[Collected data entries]
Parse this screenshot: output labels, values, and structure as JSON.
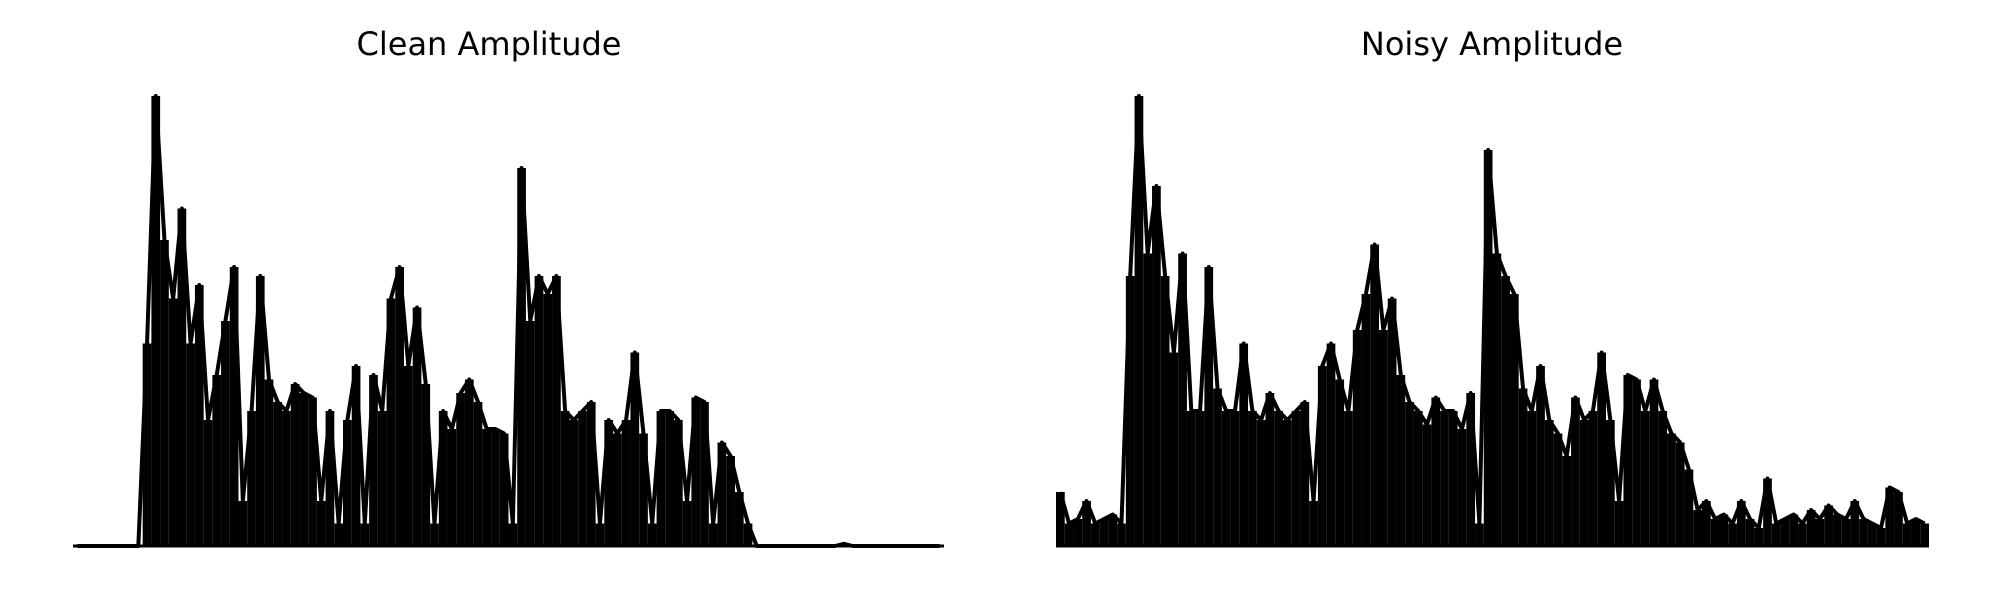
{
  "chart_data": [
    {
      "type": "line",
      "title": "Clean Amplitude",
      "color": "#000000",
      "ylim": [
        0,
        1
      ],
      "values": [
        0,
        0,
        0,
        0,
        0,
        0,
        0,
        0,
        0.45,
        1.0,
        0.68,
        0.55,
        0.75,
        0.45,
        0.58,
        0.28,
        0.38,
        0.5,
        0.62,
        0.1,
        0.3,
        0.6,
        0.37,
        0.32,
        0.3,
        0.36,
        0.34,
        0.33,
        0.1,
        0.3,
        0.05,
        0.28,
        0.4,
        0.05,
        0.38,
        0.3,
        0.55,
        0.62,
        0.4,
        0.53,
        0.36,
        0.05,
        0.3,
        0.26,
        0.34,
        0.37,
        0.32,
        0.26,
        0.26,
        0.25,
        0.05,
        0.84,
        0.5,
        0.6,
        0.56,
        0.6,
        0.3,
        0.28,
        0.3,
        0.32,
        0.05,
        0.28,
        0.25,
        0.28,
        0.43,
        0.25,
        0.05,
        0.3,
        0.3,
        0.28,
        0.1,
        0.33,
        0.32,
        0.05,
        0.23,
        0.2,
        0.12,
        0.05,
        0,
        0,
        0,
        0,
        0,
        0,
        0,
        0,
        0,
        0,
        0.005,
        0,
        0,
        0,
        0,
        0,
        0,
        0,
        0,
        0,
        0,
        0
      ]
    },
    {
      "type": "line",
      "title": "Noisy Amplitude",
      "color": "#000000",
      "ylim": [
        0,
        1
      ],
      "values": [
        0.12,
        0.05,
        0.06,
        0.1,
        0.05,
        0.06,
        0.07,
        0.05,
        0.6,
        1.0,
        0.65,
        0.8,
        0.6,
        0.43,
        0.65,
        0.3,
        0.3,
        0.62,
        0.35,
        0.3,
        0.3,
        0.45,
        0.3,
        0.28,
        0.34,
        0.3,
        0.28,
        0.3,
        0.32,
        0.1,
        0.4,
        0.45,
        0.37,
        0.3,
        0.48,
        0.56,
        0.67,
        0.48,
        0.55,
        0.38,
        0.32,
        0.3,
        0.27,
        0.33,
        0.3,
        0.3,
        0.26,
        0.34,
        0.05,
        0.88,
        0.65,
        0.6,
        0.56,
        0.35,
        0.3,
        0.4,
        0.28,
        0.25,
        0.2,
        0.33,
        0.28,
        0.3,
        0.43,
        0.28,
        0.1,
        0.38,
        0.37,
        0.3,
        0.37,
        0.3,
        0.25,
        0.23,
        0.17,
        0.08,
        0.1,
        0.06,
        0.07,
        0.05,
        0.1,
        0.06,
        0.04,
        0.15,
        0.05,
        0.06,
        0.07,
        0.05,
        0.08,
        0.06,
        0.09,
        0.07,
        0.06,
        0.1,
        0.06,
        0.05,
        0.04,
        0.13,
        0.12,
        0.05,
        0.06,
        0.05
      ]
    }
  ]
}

:: Written problem ::
Each line that contains the string "title" counts once; report how many such lines the entries have, giving only the number.

:: Task result ::
2